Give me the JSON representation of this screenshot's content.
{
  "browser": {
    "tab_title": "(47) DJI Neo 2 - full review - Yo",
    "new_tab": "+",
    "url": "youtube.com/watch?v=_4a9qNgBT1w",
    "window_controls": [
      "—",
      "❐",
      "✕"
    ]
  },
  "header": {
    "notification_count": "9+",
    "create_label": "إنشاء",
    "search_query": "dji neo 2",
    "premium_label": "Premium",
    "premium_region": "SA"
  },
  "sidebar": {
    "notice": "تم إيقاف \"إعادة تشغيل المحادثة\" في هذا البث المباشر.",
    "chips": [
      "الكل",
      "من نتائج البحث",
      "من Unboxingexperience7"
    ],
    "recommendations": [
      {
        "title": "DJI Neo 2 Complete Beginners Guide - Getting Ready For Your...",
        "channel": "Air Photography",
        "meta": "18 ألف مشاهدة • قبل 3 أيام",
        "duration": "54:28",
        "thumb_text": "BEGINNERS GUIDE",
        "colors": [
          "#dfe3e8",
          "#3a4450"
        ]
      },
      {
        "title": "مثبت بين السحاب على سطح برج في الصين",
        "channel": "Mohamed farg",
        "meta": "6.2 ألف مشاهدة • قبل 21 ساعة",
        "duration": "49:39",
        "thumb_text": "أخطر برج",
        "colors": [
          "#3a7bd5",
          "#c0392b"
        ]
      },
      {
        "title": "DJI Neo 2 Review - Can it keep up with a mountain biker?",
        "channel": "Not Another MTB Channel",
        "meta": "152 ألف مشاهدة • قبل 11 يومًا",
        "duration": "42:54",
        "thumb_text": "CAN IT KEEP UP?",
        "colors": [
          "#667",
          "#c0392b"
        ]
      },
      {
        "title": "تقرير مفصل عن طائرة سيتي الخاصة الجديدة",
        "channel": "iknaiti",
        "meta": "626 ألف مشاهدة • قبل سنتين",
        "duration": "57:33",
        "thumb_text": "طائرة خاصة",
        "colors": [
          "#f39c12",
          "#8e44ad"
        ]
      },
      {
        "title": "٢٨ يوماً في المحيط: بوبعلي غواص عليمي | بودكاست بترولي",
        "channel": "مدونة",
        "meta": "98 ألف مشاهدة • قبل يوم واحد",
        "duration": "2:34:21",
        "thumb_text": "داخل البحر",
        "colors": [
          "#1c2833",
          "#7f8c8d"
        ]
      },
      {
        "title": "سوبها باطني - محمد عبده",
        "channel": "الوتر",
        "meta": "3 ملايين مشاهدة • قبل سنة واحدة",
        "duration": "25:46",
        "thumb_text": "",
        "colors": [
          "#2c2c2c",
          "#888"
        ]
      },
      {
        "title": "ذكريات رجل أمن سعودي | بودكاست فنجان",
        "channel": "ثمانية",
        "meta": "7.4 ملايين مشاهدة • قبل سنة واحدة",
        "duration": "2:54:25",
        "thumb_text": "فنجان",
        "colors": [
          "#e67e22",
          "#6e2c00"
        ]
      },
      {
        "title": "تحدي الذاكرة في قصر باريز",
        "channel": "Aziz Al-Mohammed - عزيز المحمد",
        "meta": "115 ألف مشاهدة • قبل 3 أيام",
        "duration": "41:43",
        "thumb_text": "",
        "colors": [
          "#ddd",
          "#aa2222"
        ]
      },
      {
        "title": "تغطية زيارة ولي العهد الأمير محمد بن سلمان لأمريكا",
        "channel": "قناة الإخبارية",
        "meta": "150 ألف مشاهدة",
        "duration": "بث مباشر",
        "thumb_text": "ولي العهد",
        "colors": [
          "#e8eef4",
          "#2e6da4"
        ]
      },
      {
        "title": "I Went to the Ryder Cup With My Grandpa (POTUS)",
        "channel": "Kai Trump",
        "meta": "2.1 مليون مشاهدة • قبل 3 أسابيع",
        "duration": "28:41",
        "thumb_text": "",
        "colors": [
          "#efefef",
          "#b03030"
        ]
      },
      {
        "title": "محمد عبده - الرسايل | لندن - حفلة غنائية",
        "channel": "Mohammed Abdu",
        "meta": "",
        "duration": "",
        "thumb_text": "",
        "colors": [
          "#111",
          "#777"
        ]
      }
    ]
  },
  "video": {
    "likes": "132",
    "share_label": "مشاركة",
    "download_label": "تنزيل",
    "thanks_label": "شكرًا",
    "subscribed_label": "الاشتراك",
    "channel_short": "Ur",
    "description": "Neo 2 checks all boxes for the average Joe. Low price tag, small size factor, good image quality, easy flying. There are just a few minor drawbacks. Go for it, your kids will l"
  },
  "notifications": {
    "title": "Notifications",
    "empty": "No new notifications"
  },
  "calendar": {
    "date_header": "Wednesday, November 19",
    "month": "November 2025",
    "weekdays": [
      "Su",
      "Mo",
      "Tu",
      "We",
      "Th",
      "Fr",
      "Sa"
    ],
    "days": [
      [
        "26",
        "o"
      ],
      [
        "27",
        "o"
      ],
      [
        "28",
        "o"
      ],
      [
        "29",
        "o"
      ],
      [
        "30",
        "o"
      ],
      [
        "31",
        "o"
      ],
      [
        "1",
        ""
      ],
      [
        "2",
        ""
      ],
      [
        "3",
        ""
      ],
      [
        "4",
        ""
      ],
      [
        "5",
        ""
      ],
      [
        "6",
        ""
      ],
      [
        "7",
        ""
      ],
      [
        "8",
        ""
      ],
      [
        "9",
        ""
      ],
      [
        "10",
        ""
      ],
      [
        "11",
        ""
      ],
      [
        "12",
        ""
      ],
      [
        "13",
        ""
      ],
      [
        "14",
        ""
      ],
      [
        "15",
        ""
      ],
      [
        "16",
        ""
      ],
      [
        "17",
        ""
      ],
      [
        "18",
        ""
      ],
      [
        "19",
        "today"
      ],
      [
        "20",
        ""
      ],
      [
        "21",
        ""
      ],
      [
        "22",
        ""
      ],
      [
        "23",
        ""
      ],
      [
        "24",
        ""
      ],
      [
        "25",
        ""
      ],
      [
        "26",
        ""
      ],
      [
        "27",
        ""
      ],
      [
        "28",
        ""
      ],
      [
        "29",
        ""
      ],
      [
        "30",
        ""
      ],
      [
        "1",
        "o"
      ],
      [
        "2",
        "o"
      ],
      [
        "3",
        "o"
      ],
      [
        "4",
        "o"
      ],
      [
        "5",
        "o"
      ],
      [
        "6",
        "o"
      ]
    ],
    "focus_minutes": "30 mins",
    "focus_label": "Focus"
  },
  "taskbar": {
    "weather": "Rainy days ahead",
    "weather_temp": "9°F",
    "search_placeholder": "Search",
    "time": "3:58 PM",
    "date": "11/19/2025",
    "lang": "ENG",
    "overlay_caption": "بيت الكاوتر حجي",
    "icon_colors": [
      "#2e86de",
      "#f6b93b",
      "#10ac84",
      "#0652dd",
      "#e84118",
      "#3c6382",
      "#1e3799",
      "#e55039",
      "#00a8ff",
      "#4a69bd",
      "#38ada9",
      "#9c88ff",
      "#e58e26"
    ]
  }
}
——
● TASK REQUIREMENTS: Which lines contain the word "فنجان"? Copy each one.

● ANSWER TO THE EXERCISE:
        "title": "ذكريات رجل أمن سعودي | بودكاست فنجان",
        "thumb_text": "فنجان",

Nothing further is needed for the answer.